* BEGIN *
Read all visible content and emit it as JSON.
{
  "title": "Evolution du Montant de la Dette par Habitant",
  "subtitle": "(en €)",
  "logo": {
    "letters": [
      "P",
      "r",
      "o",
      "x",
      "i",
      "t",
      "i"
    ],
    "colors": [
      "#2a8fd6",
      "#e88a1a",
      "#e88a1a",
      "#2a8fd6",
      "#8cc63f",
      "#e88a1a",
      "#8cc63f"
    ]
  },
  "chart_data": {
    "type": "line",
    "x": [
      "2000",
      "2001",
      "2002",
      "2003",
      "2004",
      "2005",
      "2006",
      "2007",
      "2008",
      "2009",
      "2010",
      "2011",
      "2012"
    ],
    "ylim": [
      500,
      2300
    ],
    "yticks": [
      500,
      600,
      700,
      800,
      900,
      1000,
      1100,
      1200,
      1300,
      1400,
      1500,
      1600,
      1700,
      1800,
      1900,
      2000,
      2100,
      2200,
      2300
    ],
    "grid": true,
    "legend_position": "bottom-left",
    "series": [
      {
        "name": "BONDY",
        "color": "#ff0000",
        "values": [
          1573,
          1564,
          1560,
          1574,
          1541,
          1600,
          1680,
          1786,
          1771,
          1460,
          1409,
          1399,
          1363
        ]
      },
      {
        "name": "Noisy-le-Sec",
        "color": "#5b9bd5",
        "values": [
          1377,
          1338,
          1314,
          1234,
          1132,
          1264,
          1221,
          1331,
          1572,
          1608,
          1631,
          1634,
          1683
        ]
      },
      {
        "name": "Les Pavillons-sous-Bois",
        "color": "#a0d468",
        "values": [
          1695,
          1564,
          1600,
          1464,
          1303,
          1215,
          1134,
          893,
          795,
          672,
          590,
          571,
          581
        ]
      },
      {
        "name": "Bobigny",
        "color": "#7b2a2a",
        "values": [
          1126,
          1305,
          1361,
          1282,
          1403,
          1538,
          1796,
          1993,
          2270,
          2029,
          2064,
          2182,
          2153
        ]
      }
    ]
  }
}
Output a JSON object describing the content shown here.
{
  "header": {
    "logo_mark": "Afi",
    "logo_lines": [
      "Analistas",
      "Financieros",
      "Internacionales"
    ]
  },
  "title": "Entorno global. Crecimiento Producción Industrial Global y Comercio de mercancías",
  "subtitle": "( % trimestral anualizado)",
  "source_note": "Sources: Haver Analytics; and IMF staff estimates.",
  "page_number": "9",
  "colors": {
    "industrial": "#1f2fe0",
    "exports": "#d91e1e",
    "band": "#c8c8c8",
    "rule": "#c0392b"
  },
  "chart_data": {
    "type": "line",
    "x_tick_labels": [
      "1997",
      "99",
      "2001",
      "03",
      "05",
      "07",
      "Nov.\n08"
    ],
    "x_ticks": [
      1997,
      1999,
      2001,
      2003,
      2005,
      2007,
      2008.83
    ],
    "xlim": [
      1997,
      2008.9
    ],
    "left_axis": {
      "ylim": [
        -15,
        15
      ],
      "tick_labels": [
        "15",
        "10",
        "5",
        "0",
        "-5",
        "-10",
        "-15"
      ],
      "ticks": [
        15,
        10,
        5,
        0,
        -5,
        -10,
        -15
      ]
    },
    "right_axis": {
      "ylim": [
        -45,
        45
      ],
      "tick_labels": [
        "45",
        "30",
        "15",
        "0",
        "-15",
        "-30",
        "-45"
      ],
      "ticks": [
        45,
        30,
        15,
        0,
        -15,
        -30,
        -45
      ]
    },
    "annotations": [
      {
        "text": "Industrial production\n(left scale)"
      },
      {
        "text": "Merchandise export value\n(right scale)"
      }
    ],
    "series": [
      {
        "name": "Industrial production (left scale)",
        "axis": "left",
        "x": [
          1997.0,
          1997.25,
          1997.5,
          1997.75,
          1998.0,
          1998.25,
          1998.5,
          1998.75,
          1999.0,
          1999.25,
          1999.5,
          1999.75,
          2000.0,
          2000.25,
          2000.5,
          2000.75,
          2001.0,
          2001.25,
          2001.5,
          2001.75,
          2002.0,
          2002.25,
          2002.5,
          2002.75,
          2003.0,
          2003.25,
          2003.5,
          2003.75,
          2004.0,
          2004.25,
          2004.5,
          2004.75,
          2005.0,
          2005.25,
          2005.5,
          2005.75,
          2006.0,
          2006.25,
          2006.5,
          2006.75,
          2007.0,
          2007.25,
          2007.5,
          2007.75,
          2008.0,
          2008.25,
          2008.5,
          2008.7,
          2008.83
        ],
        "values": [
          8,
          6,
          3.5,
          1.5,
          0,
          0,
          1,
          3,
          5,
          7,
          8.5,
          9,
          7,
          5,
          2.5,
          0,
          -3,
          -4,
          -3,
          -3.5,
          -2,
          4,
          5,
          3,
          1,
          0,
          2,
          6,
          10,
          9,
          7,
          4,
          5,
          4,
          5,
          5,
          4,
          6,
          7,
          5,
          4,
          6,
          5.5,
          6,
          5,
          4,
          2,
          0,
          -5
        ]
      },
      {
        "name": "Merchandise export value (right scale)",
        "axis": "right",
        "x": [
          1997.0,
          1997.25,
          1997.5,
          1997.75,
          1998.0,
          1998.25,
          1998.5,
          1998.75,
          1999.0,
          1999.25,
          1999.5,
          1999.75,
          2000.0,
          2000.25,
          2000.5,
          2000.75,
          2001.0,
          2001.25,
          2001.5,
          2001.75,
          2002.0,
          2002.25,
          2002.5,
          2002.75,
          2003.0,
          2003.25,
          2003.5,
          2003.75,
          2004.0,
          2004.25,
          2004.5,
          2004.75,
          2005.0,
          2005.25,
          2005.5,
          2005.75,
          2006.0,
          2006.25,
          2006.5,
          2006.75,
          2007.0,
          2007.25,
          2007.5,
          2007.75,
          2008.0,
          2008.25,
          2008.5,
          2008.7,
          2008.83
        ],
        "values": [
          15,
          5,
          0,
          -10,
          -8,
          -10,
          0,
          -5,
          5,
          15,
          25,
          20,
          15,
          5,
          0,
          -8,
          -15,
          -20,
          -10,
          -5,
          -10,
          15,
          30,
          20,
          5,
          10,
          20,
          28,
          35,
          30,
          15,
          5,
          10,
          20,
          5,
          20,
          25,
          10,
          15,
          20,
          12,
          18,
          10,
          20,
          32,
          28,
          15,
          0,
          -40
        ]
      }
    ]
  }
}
* END *
## Directions for this task
Pick out each line containing "Merchandise" and report it.

## Answer to the task
        "text": "Merchandise export value\n(right scale)"
        "name": "Merchandise export value (right scale)",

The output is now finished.